Task objective. Can you restate the records below word for word?
## Begin
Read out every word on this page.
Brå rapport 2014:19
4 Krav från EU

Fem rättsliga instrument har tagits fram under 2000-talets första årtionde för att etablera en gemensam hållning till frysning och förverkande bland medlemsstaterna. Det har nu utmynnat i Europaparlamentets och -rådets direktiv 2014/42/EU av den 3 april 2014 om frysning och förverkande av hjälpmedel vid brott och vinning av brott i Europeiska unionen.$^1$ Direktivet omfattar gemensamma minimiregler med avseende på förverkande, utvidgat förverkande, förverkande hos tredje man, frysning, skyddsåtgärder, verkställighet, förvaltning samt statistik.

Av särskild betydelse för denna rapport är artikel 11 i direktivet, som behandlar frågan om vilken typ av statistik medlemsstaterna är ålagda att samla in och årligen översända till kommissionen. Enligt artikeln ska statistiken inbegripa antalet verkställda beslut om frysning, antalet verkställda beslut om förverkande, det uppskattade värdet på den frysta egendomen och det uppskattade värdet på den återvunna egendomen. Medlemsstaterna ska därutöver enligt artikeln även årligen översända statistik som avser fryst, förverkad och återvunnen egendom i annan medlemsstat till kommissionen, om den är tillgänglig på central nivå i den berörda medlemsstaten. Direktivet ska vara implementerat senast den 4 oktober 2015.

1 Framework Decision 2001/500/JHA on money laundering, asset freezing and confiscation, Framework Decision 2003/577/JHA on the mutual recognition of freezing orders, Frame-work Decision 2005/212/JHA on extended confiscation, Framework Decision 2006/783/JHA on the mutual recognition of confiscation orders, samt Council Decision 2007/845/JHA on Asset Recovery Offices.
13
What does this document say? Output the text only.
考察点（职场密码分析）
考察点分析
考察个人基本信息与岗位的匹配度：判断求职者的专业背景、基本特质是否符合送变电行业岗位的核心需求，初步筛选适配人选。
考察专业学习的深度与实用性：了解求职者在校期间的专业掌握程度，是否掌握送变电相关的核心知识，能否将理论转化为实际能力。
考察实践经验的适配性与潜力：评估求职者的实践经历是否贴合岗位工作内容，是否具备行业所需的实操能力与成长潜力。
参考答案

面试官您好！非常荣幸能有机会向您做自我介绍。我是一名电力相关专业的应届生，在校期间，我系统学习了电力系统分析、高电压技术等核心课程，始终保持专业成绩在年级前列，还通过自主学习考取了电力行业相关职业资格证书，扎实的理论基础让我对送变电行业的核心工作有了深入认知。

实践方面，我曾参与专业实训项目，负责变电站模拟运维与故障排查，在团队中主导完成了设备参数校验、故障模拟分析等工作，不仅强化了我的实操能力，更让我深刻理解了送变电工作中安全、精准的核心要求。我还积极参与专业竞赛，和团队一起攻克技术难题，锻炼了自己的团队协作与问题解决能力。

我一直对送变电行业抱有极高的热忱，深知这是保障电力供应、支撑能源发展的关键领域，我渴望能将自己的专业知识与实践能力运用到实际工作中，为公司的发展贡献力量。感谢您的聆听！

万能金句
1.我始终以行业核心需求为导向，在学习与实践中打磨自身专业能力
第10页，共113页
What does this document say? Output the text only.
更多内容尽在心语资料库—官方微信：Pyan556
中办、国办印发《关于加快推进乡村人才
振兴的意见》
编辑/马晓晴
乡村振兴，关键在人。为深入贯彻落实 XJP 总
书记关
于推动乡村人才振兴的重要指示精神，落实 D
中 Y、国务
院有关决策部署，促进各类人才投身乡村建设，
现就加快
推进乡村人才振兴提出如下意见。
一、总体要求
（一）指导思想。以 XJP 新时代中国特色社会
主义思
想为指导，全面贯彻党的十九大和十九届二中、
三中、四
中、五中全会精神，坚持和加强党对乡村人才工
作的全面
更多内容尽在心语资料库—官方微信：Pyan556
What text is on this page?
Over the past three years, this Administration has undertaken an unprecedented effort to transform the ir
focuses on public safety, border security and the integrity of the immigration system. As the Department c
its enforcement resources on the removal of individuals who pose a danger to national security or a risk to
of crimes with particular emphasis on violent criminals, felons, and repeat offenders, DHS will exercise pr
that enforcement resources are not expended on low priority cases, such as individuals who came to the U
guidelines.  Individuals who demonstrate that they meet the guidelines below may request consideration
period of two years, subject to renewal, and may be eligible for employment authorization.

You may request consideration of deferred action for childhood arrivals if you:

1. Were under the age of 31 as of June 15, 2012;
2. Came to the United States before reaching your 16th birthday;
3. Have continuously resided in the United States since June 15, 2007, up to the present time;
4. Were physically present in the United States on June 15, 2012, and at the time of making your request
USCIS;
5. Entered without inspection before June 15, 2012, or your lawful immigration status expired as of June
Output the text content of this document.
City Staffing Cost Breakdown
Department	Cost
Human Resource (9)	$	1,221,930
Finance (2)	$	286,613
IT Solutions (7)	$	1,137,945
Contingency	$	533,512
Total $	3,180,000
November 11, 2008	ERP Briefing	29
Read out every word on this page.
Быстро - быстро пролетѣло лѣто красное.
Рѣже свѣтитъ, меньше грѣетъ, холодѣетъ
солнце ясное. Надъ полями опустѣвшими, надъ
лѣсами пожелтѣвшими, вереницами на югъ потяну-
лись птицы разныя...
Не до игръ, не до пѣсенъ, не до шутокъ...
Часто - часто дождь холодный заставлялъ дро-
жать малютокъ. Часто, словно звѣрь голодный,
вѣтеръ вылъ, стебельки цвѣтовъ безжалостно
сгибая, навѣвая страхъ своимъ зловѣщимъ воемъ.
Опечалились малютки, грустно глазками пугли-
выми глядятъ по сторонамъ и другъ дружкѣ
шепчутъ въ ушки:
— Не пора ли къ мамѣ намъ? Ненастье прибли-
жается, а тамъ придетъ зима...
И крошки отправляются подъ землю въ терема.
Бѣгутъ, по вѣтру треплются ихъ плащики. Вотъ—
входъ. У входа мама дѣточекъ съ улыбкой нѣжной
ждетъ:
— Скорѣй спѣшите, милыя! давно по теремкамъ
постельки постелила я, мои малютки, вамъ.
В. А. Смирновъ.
## End
The response.
Read out every word on this page.
Brå rapport 2014:19
4 Krav från EU

Fem rättsliga instrument har tagits fram under 2000-talets första årtionde för att etablera en gemensam hållning till frysning och förverkande bland medlemsstaterna. Det har nu utmynnat i Europaparlamentets och -rådets direktiv 2014/42/EU av den 3 april 2014 om frysning och förverkande av hjälpmedel vid brott och vinning av brott i Europeiska unionen.$^1$ Direktivet omfattar gemensamma minimiregler med avseende på förverkande, utvidgat förverkande, förverkande hos tredje man, frysning, skyddsåtgärder, verkställighet, förvaltning samt statistik.

Av särskild betydelse för denna rapport är artikel 11 i direktivet, som behandlar frågan om vilken typ av statistik medlemsstaterna är ålagda att samla in och årligen översända till kommissionen. Enligt artikeln ska statistiken inbegripa antalet verkställda beslut om frysning, antalet verkställda beslut om förverkande, det uppskattade värdet på den frysta egendomen och det uppskattade värdet på den återvunna egendomen. Medlemsstaterna ska därutöver enligt artikeln även årligen översända statistik som avser fryst, förverkad och återvunnen egendom i annan medlemsstat till kommissionen, om den är tillgänglig på central nivå i den berörda medlemsstaten. Direktivet ska vara implementerat senast den 4 oktober 2015.

1 Framework Decision 2001/500/JHA on money laundering, asset freezing and confiscation, Framework Decision 2003/577/JHA on the mutual recognition of freezing orders, Frame-work Decision 2005/212/JHA on extended confiscation, Framework Decision 2006/783/JHA on the mutual recognition of confiscation orders, samt Council Decision 2007/845/JHA on Asset Recovery Offices.
13
What does this document say? Output the text only.
考察点（职场密码分析）
考察点分析
考察个人基本信息与岗位的匹配度：判断求职者的专业背景、基本特质是否符合送变电行业岗位的核心需求，初步筛选适配人选。
考察专业学习的深度与实用性：了解求职者在校期间的专业掌握程度，是否掌握送变电相关的核心知识，能否将理论转化为实际能力。
考察实践经验的适配性与潜力：评估求职者的实践经历是否贴合岗位工作内容，是否具备行业所需的实操能力与成长潜力。
参考答案

面试官您好！非常荣幸能有机会向您做自我介绍。我是一名电力相关专业的应届生，在校期间，我系统学习了电力系统分析、高电压技术等核心课程，始终保持专业成绩在年级前列，还通过自主学习考取了电力行业相关职业资格证书，扎实的理论基础让我对送变电行业的核心工作有了深入认知。

实践方面，我曾参与专业实训项目，负责变电站模拟运维与故障排查，在团队中主导完成了设备参数校验、故障模拟分析等工作，不仅强化了我的实操能力，更让我深刻理解了送变电工作中安全、精准的核心要求。我还积极参与专业竞赛，和团队一起攻克技术难题，锻炼了自己的团队协作与问题解决能力。

我一直对送变电行业抱有极高的热忱，深知这是保障电力供应、支撑能源发展的关键领域，我渴望能将自己的专业知识与实践能力运用到实际工作中，为公司的发展贡献力量。感谢您的聆听！

万能金句
1.我始终以行业核心需求为导向，在学习与实践中打磨自身专业能力
第10页，共113页
What does this document say? Output the text only.
更多内容尽在心语资料库—官方微信：Pyan556
中办、国办印发《关于加快推进乡村人才
振兴的意见》
编辑/马晓晴
乡村振兴，关键在人。为深入贯彻落实 XJP 总
书记关
于推动乡村人才振兴的重要指示精神，落实 D
中 Y、国务
院有关决策部署，促进各类人才投身乡村建设，
现就加快
推进乡村人才振兴提出如下意见。
一、总体要求
（一）指导思想。以 XJP 新时代中国特色社会
主义思
想为指导，全面贯彻党的十九大和十九届二中、
三中、四
中、五中全会精神，坚持和加强党对乡村人才工
作的全面
更多内容尽在心语资料库—官方微信：Pyan556
What text is on this page?
Over the past three years, this Administration has undertaken an unprecedented effort to transform the ir
focuses on public safety, border security and the integrity of the immigration system. As the Department c
its enforcement resources on the removal of individuals who pose a danger to national security or a risk to
of crimes with particular emphasis on violent criminals, felons, and repeat offenders, DHS will exercise pr
that enforcement resources are not expended on low priority cases, such as individuals who came to the U
guidelines.  Individuals who demonstrate that they meet the guidelines below may request consideration
period of two years, subject to renewal, and may be eligible for employment authorization.

You may request consideration of deferred action for childhood arrivals if you:

1. Were under the age of 31 as of June 15, 2012;
2. Came to the United States before reaching your 16th birthday;
3. Have continuously resided in the United States since June 15, 2007, up to the present time;
4. Were physically present in the United States on June 15, 2012, and at the time of making your request
USCIS;
5. Entered without inspection before June 15, 2012, or your lawful immigration status expired as of June
Output the text content of this document.
City Staffing Cost Breakdown
Department	Cost
Human Resource (9)	$	1,221,930
Finance (2)	$	286,613
IT Solutions (7)	$	1,137,945
Contingency	$	533,512
Total $	3,180,000
November 11, 2008	ERP Briefing	29
Read out every word on this page.
Быстро - быстро пролетѣло лѣто красное.
Рѣже свѣтитъ, меньше грѣетъ, холодѣетъ
солнце ясное. Надъ полями опустѣвшими, надъ
лѣсами пожелтѣвшими, вереницами на югъ потяну-
лись птицы разныя...
Не до игръ, не до пѣсенъ, не до шутокъ...
Часто - часто дождь холодный заставлялъ дро-
жать малютокъ. Часто, словно звѣрь голодный,
вѣтеръ вылъ, стебельки цвѣтовъ безжалостно
сгибая, навѣвая страхъ своимъ зловѣщимъ воемъ.
Опечалились малютки, грустно глазками пугли-
выми глядятъ по сторонамъ и другъ дружкѣ
шепчутъ въ ушки:
— Не пора ли къ мамѣ намъ? Ненастье прибли-
жается, а тамъ придетъ зима...
И крошки отправляются подъ землю въ терема.
Бѣгутъ, по вѣтру треплются ихъ плащики. Вотъ—
входъ. У входа мама дѣточекъ съ улыбкой нѣжной
ждетъ:
— Скорѣй спѣшите, милыя! давно по теремкамъ
постельки постелила я, мои малютки, вамъ.
В. А. Смирновъ.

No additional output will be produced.